#### Prompt
Locate the string "ἐποχῆς" in the listing below. Copy every line where it is found.

#### Records supplied
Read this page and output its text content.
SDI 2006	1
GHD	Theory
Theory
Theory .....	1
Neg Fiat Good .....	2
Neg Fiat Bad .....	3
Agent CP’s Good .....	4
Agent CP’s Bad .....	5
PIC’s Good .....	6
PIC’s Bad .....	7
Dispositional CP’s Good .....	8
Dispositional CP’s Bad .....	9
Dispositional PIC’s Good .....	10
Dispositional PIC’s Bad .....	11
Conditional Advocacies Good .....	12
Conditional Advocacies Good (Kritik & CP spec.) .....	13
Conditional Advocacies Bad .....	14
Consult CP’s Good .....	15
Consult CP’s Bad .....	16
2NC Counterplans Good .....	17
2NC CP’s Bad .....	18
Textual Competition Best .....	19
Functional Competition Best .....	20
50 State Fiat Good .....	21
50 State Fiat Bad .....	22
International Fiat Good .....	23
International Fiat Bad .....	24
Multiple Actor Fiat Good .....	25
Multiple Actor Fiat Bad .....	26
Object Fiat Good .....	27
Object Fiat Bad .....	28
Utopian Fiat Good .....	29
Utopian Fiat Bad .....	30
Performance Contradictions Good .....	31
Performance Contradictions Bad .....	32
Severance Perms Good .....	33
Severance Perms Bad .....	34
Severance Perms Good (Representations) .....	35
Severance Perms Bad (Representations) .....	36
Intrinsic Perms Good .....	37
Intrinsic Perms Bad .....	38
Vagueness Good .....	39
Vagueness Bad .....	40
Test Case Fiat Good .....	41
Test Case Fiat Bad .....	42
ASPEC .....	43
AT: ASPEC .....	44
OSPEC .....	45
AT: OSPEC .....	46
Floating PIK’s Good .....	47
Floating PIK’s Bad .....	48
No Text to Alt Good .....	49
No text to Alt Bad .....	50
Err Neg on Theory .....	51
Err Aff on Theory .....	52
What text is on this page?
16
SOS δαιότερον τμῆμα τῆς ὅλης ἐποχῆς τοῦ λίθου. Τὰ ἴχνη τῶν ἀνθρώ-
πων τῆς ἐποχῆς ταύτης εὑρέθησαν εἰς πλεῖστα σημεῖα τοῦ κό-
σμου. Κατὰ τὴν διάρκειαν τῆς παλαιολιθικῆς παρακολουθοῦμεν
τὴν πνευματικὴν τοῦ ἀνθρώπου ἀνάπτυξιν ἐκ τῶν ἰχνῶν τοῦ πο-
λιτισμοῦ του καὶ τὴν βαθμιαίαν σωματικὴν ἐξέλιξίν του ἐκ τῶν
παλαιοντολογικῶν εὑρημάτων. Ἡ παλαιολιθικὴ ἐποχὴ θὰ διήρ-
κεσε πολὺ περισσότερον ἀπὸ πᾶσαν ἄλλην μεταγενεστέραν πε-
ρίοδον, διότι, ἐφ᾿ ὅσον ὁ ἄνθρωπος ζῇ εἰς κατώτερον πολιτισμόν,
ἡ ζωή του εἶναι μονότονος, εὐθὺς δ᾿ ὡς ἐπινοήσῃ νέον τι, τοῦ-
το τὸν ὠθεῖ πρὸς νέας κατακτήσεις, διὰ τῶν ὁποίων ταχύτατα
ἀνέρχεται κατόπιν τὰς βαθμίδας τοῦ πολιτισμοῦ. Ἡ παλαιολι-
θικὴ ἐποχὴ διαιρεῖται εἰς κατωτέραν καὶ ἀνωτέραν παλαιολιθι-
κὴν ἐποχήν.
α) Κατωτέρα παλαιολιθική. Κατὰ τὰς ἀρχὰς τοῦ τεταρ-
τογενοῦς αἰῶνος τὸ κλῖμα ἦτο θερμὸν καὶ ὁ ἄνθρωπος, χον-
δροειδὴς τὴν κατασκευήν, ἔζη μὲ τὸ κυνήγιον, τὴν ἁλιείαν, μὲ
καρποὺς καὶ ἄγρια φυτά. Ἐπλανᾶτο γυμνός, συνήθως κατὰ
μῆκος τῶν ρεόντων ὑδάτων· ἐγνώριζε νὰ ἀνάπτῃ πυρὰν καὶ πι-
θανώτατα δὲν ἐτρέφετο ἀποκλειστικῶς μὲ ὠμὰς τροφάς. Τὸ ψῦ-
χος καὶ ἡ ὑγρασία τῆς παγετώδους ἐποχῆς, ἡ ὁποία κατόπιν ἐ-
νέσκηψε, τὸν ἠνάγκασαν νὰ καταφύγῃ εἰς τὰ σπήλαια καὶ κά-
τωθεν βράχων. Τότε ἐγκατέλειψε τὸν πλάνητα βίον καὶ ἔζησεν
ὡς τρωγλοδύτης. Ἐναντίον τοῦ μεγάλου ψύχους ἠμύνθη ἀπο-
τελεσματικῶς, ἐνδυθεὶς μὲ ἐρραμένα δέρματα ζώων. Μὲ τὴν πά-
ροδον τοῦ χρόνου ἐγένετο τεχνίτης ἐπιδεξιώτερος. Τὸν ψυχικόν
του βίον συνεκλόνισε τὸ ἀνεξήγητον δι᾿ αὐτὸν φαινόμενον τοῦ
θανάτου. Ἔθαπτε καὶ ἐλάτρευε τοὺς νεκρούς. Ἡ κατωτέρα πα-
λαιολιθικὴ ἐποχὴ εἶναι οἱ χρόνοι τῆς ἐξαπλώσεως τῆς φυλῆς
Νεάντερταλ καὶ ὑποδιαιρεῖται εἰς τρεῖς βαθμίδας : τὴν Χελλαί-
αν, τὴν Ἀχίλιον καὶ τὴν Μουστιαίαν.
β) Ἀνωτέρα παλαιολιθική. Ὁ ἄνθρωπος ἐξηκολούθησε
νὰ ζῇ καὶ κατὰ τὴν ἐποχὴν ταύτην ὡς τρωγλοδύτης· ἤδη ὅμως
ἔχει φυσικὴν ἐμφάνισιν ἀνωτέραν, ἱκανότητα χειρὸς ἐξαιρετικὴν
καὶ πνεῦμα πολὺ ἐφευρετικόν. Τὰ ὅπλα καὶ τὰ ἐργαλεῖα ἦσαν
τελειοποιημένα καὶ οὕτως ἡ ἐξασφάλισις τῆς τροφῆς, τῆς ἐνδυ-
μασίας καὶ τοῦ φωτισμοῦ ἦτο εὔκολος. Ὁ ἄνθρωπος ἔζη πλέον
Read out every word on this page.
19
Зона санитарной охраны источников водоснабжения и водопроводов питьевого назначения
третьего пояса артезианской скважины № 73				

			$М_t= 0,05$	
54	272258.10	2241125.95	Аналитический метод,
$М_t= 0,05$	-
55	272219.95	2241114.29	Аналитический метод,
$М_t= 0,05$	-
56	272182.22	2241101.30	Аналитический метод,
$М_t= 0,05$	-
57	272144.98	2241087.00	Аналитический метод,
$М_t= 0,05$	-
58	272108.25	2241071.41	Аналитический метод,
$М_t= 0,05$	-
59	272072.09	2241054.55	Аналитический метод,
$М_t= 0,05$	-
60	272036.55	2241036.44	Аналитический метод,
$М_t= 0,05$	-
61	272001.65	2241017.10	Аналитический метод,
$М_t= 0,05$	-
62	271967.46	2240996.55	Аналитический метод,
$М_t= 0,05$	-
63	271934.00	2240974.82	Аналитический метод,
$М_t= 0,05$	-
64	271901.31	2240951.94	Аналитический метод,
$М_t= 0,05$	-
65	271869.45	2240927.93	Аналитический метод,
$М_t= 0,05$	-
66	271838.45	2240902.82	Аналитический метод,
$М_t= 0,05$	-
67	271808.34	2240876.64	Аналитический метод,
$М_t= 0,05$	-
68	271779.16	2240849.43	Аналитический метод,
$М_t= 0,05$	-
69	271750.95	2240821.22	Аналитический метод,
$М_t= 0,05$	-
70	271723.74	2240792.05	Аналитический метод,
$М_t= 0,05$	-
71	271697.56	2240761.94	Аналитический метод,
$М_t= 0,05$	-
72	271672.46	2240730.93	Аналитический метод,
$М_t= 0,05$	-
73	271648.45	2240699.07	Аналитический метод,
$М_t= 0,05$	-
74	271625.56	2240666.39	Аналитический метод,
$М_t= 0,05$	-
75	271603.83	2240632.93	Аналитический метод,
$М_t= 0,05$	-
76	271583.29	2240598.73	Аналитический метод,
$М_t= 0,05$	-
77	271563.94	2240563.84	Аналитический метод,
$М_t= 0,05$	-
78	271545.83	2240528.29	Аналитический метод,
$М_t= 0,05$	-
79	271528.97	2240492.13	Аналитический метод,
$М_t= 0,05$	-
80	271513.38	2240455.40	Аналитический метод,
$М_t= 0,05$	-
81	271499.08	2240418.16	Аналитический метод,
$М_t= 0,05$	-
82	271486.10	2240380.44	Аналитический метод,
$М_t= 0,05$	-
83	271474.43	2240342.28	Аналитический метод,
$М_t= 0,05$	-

#### Exercise answer
SOS δαιότερον τμῆμα τῆς ὅλης ἐποχῆς τοῦ λίθου. Τὰ ἴχνη τῶν ἀνθρώ-
πων τῆς ἐποχῆς ταύτης εὑρέθησαν εἰς πλεῖστα σημεῖα τοῦ κό-
χος καὶ ἡ ὑγρασία τῆς παγετώδους ἐποχῆς, ἡ ὁποία κατόπιν ἐ-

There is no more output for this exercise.